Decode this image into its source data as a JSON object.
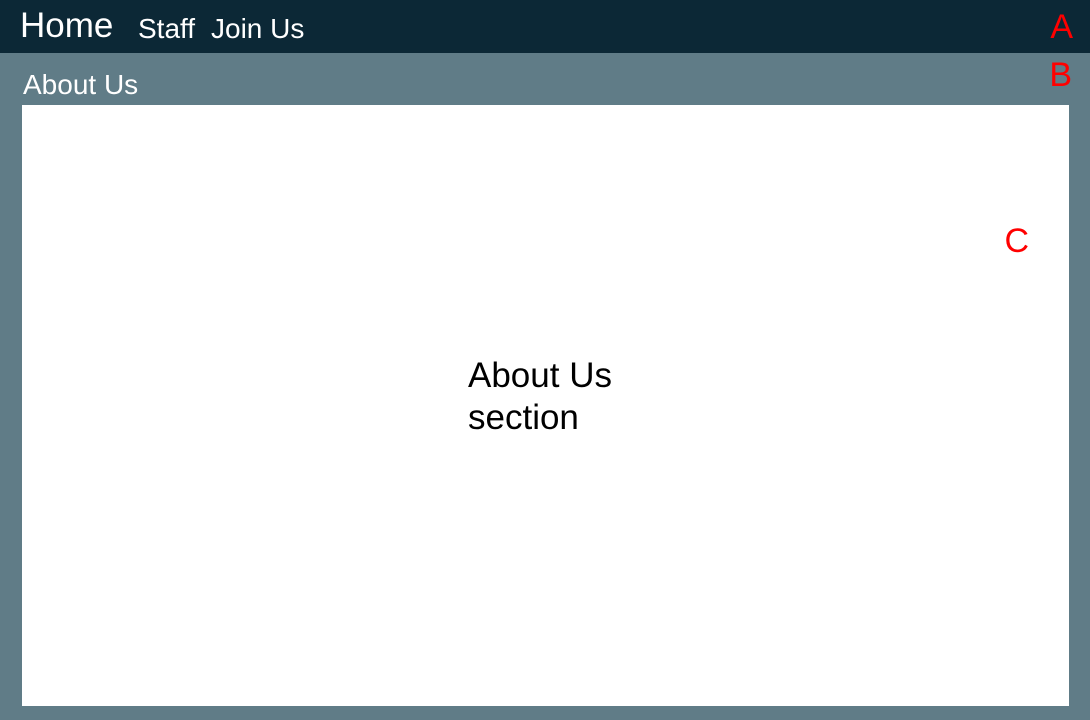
{
  "nav": {
    "home": "Home",
    "staff": "Staff",
    "join_us": "Join Us"
  },
  "markers": {
    "a": "A",
    "b": "B",
    "c": "C"
  },
  "section": {
    "heading": "About Us",
    "content_text": "About Us section"
  },
  "colors": {
    "topbar_background": "#0c2836",
    "page_background": "#607c87",
    "panel_background": "#ffffff",
    "marker_color": "#ff0000"
  }
}
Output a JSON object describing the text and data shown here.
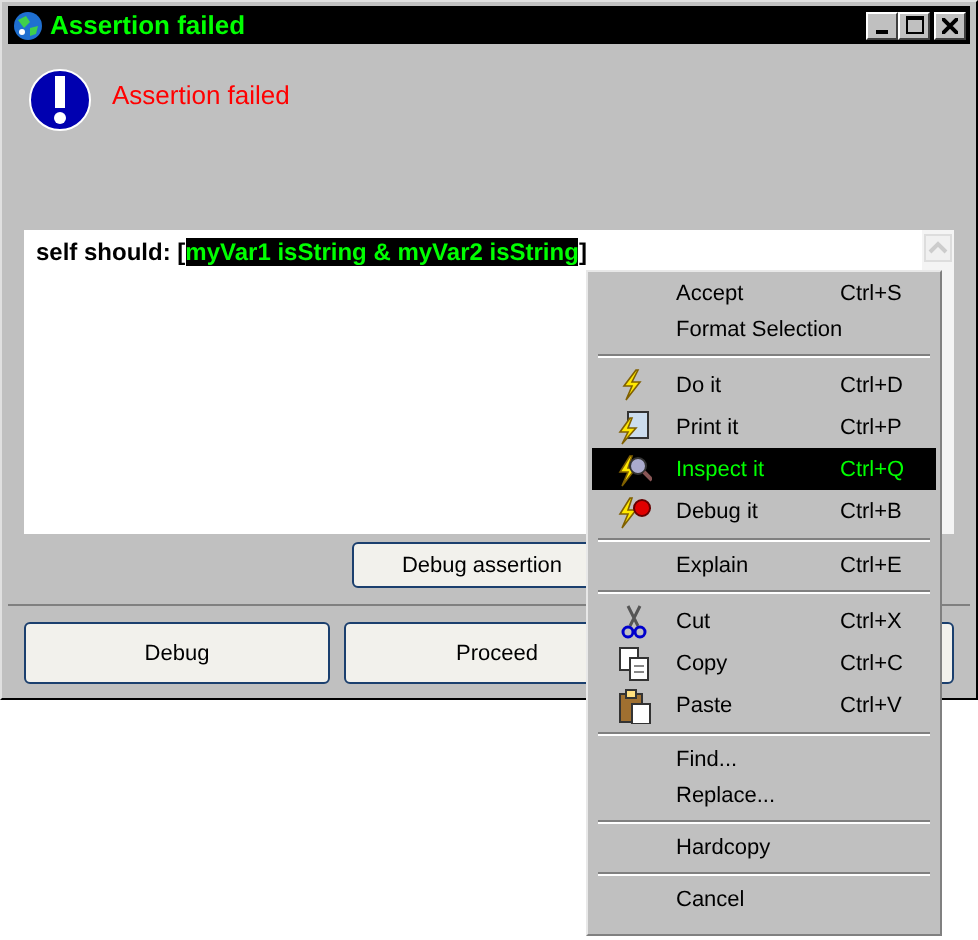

--*--

Stated problem
Omit the pictures, and quote the material above exactly as given.

Correct output
Decode this image into its source data as a JSON object.
{
  "nav": {
    "home": "Home",
    "staff": "Staff",
    "join_us": "Join Us"
  },
  "markers": {
    "a": "A",
    "b": "B",
    "c": "C"
  },
  "section": {
    "heading": "About Us",
    "content_text": "About Us section"
  },
  "colors": {
    "topbar_background": "#0c2836",
    "page_background": "#607c87",
    "panel_background": "#ffffff",
    "marker_color": "#ff0000"
  }
}
Output a JSON object describing the text and data shown here.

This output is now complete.